> _REQUIRED TASK_
Repeat the data verbatim.

Some records
-------------------------

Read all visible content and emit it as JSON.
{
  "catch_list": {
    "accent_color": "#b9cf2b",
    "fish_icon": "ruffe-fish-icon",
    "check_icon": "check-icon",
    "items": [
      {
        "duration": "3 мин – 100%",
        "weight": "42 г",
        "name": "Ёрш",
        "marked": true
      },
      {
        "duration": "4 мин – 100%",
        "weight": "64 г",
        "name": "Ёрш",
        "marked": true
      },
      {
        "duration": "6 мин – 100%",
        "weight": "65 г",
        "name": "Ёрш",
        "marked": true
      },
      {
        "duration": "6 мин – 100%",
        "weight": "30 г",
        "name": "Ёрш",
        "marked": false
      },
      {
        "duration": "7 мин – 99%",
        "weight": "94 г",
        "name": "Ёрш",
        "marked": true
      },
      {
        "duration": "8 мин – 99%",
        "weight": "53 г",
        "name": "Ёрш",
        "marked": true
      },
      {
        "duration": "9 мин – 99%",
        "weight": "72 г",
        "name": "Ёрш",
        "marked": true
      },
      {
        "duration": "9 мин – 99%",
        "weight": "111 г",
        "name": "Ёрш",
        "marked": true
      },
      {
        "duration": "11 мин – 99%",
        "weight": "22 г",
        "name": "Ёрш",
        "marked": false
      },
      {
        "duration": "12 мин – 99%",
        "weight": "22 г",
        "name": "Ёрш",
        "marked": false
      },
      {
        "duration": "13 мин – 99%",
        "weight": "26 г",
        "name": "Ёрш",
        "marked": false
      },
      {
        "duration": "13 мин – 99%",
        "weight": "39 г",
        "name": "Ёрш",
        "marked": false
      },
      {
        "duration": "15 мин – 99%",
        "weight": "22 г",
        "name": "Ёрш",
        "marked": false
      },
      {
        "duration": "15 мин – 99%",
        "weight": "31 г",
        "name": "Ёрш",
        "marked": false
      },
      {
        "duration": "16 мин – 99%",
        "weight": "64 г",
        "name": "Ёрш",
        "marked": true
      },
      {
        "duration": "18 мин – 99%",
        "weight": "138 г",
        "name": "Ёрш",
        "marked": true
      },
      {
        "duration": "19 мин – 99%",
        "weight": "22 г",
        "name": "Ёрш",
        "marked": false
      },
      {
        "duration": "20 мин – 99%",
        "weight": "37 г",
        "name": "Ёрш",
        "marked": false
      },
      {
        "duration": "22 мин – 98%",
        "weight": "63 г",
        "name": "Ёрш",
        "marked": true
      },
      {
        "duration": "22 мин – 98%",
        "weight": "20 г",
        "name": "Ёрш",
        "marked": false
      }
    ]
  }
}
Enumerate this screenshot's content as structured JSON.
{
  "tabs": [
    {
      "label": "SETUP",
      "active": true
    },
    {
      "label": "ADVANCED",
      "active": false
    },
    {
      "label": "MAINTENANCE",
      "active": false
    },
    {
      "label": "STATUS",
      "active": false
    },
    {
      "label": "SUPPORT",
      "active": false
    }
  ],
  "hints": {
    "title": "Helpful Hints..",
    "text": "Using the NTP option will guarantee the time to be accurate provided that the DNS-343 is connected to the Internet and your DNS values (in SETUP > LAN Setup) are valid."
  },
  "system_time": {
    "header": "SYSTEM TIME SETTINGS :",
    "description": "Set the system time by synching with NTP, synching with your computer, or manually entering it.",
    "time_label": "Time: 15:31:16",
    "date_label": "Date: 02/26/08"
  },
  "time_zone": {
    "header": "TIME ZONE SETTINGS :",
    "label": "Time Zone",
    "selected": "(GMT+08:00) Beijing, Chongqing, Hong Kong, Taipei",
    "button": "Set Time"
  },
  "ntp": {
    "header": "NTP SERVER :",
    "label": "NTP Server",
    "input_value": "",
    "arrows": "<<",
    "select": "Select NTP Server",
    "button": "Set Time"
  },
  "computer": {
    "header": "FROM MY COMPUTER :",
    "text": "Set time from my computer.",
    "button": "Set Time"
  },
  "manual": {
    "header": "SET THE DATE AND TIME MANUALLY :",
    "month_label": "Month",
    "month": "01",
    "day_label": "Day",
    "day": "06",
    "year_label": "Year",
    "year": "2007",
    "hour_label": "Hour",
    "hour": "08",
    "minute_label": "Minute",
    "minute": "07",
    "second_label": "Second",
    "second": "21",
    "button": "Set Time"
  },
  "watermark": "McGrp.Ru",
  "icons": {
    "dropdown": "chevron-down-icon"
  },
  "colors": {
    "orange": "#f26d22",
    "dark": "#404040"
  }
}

-------------------------

> _THE ANSWER_
Read all visible content and emit it as JSON.
{
  "catch_list": {
    "accent_color": "#b9cf2b",
    "fish_icon": "ruffe-fish-icon",
    "check_icon": "check-icon",
    "items": [
      {
        "duration": "3 мин – 100%",
        "weight": "42 г",
        "name": "Ёрш",
        "marked": true
      },
      {
        "duration": "4 мин – 100%",
        "weight": "64 г",
        "name": "Ёрш",
        "marked": true
      },
      {
        "duration": "6 мин – 100%",
        "weight": "65 г",
        "name": "Ёрш",
        "marked": true
      },
      {
        "duration": "6 мин – 100%",
        "weight": "30 г",
        "name": "Ёрш",
        "marked": false
      },
      {
        "duration": "7 мин – 99%",
        "weight": "94 г",
        "name": "Ёрш",
        "marked": true
      },
      {
        "duration": "8 мин – 99%",
        "weight": "53 г",
        "name": "Ёрш",
        "marked": true
      },
      {
        "duration": "9 мин – 99%",
        "weight": "72 г",
        "name": "Ёрш",
        "marked": true
      },
      {
        "duration": "9 мин – 99%",
        "weight": "111 г",
        "name": "Ёрш",
        "marked": true
      },
      {
        "duration": "11 мин – 99%",
        "weight": "22 г",
        "name": "Ёрш",
        "marked": false
      },
      {
        "duration": "12 мин – 99%",
        "weight": "22 г",
        "name": "Ёрш",
        "marked": false
      },
      {
        "duration": "13 мин – 99%",
        "weight": "26 г",
        "name": "Ёрш",
        "marked": false
      },
      {
        "duration": "13 мин – 99%",
        "weight": "39 г",
        "name": "Ёрш",
        "marked": false
      },
      {
        "duration": "15 мин – 99%",
        "weight": "22 г",
        "name": "Ёрш",
        "marked": false
      },
      {
        "duration": "15 мин – 99%",
        "weight": "31 г",
        "name": "Ёрш",
        "marked": false
      },
      {
        "duration": "16 мин – 99%",
        "weight": "64 г",
        "name": "Ёрш",
        "marked": true
      },
      {
        "duration": "18 мин – 99%",
        "weight": "138 г",
        "name": "Ёрш",
        "marked": true
      },
      {
        "duration": "19 мин – 99%",
        "weight": "22 г",
        "name": "Ёрш",
        "marked": false
      },
      {
        "duration": "20 мин – 99%",
        "weight": "37 г",
        "name": "Ёрш",
        "marked": false
      },
      {
        "duration": "22 мин – 98%",
        "weight": "63 г",
        "name": "Ёрш",
        "marked": true
      },
      {
        "duration": "22 мин – 98%",
        "weight": "20 г",
        "name": "Ёрш",
        "marked": false
      }
    ]
  }
}
Enumerate this screenshot's content as structured JSON.
{
  "tabs": [
    {
      "label": "SETUP",
      "active": true
    },
    {
      "label": "ADVANCED",
      "active": false
    },
    {
      "label": "MAINTENANCE",
      "active": false
    },
    {
      "label": "STATUS",
      "active": false
    },
    {
      "label": "SUPPORT",
      "active": false
    }
  ],
  "hints": {
    "title": "Helpful Hints..",
    "text": "Using the NTP option will guarantee the time to be accurate provided that the DNS-343 is connected to the Internet and your DNS values (in SETUP > LAN Setup) are valid."
  },
  "system_time": {
    "header": "SYSTEM TIME SETTINGS :",
    "description": "Set the system time by synching with NTP, synching with your computer, or manually entering it.",
    "time_label": "Time: 15:31:16",
    "date_label": "Date: 02/26/08"
  },
  "time_zone": {
    "header": "TIME ZONE SETTINGS :",
    "label": "Time Zone",
    "selected": "(GMT+08:00) Beijing, Chongqing, Hong Kong, Taipei",
    "button": "Set Time"
  },
  "ntp": {
    "header": "NTP SERVER :",
    "label": "NTP Server",
    "input_value": "",
    "arrows": "<<",
    "select": "Select NTP Server",
    "button": "Set Time"
  },
  "computer": {
    "header": "FROM MY COMPUTER :",
    "text": "Set time from my computer.",
    "button": "Set Time"
  },
  "manual": {
    "header": "SET THE DATE AND TIME MANUALLY :",
    "month_label": "Month",
    "month": "01",
    "day_label": "Day",
    "day": "06",
    "year_label": "Year",
    "year": "2007",
    "hour_label": "Hour",
    "hour": "08",
    "minute_label": "Minute",
    "minute": "07",
    "second_label": "Second",
    "second": "21",
    "button": "Set Time"
  },
  "watermark": "McGrp.Ru",
  "icons": {
    "dropdown": "chevron-down-icon"
  },
  "colors": {
    "orange": "#f26d22",
    "dark": "#404040"
  }
}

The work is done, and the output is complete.